** START Given records **

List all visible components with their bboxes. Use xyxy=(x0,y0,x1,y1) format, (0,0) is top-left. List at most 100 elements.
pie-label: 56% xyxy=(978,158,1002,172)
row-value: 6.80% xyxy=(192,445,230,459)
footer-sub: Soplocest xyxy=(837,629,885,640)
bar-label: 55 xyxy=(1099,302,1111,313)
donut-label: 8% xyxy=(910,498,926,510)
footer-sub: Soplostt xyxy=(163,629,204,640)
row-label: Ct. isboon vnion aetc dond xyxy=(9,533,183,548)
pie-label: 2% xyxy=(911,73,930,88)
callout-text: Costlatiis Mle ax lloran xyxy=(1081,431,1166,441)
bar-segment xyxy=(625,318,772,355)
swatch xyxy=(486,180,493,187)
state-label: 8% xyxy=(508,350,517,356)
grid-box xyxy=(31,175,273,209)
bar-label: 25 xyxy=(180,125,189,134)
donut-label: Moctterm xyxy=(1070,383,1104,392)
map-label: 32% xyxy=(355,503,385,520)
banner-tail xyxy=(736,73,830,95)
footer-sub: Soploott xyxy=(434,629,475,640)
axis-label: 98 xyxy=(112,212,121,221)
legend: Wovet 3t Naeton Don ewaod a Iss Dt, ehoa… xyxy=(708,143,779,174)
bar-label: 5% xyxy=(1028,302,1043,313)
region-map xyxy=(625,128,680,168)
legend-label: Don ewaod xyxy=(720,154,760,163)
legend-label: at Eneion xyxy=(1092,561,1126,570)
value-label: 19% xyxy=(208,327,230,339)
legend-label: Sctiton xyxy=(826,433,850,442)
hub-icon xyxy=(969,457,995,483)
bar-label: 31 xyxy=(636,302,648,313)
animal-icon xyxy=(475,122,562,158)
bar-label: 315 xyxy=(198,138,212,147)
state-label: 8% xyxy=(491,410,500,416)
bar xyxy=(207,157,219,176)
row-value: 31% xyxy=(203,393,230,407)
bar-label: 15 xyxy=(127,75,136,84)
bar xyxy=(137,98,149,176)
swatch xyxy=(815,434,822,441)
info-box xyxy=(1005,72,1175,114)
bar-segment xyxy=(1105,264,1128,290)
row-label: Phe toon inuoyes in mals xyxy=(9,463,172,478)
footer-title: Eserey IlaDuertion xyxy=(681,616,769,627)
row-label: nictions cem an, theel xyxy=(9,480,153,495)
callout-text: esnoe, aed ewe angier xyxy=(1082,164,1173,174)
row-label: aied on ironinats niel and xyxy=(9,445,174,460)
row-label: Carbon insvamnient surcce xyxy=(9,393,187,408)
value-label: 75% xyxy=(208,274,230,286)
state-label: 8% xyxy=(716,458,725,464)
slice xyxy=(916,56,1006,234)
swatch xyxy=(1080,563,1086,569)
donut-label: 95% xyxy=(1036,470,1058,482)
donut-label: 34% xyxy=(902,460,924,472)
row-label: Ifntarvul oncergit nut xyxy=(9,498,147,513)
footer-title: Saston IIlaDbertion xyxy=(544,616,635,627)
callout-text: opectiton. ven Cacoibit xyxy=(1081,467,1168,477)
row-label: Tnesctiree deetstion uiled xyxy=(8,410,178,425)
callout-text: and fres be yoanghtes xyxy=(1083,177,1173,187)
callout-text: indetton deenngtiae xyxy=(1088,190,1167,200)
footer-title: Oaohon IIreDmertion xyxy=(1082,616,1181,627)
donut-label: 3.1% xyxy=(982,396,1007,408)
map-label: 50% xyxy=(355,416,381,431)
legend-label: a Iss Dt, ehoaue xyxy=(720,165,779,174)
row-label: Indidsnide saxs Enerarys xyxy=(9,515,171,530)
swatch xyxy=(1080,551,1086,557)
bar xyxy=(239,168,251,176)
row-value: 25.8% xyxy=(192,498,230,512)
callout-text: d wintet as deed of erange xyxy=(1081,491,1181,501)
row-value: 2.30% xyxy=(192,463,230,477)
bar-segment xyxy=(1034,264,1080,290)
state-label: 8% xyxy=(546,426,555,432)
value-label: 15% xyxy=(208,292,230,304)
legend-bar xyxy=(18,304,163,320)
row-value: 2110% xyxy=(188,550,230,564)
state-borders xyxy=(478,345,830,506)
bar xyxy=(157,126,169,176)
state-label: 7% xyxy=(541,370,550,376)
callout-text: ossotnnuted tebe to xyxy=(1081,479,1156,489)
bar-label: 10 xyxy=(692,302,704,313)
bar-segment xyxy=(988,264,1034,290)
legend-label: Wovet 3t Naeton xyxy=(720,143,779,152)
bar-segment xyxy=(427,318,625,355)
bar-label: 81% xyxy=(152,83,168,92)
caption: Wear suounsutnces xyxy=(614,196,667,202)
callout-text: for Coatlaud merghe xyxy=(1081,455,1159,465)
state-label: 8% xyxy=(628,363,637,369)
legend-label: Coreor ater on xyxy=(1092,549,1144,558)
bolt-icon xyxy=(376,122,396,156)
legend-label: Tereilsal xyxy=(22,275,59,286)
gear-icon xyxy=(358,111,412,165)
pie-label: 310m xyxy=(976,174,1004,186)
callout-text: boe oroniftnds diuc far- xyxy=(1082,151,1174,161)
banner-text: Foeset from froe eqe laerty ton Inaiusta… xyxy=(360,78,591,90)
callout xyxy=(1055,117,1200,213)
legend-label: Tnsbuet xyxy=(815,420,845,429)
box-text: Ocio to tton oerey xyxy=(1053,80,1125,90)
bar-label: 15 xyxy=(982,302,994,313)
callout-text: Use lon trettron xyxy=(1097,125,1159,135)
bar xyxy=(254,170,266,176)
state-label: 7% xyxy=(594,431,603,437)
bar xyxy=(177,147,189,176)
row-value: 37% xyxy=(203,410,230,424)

** END Given records **

**Exercise task**
Copy the listing word for word, beginning with its first line and ending after the line that contains "legend-label: Don ewaod".

**Full solution**
List all visible components with their bboxes. Use xyxy=(x0,y0,x1,y1) format, (0,0) is top-left. List at most 100 elements.
pie-label: 56% xyxy=(978,158,1002,172)
row-value: 6.80% xyxy=(192,445,230,459)
footer-sub: Soplocest xyxy=(837,629,885,640)
bar-label: 55 xyxy=(1099,302,1111,313)
donut-label: 8% xyxy=(910,498,926,510)
footer-sub: Soplostt xyxy=(163,629,204,640)
row-label: Ct. isboon vnion aetc dond xyxy=(9,533,183,548)
pie-label: 2% xyxy=(911,73,930,88)
callout-text: Costlatiis Mle ax lloran xyxy=(1081,431,1166,441)
bar-segment xyxy=(625,318,772,355)
swatch xyxy=(486,180,493,187)
state-label: 8% xyxy=(508,350,517,356)
grid-box xyxy=(31,175,273,209)
bar-label: 25 xyxy=(180,125,189,134)
donut-label: Moctterm xyxy=(1070,383,1104,392)
map-label: 32% xyxy=(355,503,385,520)
banner-tail xyxy=(736,73,830,95)
footer-sub: Soploott xyxy=(434,629,475,640)
axis-label: 98 xyxy=(112,212,121,221)
legend: Wovet 3t Naeton Don ewaod a Iss Dt, ehoa… xyxy=(708,143,779,174)
bar-label: 5% xyxy=(1028,302,1043,313)
region-map xyxy=(625,128,680,168)
legend-label: Don ewaod xyxy=(720,154,760,163)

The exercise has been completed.